From the listing below, pull out the lines that hold "moving".

▸ Data under study:
===============

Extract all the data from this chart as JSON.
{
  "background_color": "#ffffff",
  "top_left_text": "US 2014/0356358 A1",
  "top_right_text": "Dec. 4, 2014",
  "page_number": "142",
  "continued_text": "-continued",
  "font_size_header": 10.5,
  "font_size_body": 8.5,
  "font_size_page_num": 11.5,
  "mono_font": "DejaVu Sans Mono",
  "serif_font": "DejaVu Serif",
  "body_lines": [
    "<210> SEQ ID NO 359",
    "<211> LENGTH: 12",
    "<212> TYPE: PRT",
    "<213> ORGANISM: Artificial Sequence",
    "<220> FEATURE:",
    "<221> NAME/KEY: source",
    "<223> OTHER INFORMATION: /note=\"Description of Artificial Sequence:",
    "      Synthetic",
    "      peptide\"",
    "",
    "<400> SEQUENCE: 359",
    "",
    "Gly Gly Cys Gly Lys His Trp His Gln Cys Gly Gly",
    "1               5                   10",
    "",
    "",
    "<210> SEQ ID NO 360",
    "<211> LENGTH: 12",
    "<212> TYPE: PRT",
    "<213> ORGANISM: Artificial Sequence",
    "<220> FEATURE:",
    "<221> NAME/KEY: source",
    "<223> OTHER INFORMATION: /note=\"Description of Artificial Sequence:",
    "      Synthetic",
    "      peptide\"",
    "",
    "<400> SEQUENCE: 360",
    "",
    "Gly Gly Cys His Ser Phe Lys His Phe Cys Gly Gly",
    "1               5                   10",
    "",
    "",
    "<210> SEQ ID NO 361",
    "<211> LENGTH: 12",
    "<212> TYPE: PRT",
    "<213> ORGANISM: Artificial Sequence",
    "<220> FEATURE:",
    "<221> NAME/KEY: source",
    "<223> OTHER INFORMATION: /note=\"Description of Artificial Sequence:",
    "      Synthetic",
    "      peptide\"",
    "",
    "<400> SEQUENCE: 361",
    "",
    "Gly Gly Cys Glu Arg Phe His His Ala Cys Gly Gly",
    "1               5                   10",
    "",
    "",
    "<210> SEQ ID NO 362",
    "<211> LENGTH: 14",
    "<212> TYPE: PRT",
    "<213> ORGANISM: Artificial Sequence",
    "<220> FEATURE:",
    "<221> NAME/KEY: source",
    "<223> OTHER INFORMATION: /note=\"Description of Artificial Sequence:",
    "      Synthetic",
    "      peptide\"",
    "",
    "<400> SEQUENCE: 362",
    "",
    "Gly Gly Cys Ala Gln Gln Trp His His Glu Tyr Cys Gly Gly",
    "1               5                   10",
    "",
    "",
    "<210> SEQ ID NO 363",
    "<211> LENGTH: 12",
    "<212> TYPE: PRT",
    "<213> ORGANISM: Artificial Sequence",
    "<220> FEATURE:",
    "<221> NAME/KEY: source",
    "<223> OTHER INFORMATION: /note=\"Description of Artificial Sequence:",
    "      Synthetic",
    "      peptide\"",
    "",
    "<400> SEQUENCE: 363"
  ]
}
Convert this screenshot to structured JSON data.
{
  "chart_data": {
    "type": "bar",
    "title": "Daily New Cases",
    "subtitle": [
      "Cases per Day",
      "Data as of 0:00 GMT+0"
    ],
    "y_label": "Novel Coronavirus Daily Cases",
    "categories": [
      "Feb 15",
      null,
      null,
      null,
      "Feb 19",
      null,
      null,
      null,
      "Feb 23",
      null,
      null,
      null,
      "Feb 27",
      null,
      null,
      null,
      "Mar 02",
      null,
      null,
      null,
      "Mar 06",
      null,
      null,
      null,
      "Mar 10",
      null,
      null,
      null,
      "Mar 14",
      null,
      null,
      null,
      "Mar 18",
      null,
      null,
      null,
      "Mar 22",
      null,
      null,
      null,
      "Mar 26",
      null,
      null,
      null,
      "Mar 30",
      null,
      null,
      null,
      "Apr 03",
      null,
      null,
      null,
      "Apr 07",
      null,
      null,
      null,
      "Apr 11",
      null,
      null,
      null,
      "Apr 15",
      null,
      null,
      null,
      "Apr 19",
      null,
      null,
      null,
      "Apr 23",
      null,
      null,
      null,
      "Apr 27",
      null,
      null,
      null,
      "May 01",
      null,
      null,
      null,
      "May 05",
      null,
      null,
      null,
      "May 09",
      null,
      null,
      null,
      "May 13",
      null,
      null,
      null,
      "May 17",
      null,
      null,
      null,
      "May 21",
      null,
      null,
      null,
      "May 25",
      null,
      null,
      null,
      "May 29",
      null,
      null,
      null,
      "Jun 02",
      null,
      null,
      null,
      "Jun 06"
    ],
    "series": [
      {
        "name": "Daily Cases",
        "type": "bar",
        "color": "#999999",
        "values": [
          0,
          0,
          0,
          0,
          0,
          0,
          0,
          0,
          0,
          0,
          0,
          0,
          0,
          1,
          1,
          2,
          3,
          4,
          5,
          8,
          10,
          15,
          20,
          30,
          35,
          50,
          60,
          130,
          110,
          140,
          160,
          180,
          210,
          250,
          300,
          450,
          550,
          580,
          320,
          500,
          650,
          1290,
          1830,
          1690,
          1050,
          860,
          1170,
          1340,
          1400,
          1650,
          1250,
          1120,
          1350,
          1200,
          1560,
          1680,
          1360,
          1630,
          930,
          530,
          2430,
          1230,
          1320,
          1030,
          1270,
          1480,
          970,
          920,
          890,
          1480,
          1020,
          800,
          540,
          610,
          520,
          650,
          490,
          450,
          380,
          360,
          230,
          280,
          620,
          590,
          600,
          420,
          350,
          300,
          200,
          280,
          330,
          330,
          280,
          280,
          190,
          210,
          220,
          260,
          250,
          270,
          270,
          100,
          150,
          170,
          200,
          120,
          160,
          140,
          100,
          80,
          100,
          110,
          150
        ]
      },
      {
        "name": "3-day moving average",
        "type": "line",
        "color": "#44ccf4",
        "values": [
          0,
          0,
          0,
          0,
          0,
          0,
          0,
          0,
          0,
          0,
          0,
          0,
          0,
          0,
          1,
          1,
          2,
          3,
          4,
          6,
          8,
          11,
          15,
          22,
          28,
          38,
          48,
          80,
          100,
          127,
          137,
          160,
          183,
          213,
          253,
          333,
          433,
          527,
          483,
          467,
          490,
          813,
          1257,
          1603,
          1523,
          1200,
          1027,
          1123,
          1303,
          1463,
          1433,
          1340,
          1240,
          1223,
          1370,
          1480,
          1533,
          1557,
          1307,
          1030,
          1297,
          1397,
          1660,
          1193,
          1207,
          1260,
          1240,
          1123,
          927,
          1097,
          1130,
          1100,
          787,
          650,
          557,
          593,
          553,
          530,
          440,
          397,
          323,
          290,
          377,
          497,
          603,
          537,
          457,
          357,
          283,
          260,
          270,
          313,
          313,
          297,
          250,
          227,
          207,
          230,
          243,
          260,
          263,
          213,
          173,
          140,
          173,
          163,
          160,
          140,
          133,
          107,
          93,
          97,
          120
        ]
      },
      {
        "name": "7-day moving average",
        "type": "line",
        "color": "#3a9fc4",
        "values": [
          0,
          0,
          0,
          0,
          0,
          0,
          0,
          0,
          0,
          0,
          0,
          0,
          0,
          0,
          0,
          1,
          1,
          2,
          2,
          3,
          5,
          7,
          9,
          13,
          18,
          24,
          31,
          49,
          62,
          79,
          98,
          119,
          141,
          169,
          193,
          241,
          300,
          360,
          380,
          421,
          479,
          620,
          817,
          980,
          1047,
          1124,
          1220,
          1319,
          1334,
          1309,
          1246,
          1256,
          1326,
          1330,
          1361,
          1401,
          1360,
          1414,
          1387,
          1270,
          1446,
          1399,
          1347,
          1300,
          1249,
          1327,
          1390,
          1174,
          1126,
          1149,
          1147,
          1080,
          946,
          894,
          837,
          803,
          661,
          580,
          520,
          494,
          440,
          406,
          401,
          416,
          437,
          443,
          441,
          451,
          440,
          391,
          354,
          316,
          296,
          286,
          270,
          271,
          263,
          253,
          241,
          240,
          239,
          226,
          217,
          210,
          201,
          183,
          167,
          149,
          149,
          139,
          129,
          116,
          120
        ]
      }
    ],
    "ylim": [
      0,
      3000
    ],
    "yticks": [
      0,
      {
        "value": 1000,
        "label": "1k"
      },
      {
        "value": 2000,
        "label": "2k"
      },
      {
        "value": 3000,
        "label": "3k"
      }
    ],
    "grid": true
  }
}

===============

▸ Result of this exercise:
        "name": "3-day moving average",
        "name": "7-day moving average",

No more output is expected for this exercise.